**WRITTEN REQUEST**
Can you find the lines of the listing that include "each" and copy every one?

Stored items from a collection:
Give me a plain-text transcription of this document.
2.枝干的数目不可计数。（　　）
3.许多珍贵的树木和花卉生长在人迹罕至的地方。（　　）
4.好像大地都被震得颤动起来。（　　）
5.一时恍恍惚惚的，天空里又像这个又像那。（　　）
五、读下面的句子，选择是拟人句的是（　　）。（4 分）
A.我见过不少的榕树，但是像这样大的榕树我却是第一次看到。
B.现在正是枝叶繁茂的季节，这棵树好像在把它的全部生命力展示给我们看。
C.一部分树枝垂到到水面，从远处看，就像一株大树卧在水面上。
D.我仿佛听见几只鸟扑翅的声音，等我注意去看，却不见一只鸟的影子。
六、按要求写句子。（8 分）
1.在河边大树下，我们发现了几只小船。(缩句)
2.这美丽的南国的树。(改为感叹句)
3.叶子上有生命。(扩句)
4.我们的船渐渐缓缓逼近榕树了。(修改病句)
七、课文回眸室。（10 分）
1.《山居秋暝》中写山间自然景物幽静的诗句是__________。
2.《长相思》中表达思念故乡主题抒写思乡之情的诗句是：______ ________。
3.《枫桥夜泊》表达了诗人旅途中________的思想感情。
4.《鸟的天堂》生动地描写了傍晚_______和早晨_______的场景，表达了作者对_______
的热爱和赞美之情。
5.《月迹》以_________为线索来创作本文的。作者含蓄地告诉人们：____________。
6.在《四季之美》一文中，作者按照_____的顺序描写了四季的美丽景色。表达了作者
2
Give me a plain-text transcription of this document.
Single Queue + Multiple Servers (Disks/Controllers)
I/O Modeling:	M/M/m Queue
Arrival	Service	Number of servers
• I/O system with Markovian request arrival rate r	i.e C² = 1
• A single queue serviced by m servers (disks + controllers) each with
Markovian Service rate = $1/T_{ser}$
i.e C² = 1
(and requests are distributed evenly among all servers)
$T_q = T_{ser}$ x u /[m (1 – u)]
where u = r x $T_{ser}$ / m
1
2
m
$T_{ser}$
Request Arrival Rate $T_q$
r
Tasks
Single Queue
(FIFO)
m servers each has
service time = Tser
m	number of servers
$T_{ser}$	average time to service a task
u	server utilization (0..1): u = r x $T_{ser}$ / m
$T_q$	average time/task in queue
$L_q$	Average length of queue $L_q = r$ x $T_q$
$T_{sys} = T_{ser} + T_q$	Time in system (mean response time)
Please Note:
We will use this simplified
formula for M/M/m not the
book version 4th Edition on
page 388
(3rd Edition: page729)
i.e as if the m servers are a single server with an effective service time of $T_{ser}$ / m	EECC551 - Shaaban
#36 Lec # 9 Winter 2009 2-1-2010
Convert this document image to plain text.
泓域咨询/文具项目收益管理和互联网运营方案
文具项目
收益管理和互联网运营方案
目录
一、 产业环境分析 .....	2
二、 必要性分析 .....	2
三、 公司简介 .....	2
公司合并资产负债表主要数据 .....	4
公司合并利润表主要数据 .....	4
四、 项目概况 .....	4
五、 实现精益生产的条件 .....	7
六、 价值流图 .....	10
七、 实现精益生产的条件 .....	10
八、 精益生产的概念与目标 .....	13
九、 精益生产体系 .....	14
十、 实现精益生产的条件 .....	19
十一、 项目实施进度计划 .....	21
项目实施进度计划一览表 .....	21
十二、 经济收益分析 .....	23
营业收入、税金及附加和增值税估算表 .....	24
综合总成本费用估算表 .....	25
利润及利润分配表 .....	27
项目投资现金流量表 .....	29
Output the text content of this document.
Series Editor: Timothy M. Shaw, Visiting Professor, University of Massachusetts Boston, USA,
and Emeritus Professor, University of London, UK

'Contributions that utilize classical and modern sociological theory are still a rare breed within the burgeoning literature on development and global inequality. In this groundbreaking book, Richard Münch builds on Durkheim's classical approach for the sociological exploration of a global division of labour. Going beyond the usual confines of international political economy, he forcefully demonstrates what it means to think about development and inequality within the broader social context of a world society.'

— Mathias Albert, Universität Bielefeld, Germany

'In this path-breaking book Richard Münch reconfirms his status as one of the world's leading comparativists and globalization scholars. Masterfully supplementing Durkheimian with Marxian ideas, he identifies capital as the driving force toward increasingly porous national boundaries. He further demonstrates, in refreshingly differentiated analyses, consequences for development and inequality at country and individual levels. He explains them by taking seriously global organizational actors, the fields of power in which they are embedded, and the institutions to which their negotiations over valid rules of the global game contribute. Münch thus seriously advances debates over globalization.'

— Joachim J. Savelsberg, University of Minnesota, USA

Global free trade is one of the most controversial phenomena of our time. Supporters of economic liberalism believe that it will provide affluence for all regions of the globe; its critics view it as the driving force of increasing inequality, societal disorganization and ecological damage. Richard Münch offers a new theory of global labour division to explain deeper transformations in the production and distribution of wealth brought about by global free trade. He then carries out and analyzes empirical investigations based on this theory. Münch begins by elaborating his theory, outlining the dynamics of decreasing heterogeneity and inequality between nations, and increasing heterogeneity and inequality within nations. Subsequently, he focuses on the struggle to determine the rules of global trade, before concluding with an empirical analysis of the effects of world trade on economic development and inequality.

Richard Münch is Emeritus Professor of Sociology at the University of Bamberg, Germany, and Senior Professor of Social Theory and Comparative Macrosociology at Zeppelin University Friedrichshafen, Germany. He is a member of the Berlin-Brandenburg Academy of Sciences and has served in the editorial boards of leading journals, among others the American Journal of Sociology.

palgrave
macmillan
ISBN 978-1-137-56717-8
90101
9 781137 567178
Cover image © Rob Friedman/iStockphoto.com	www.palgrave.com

**THE REPLY**
• A single queue serviced by m servers (disks + controllers) each with
m servers each has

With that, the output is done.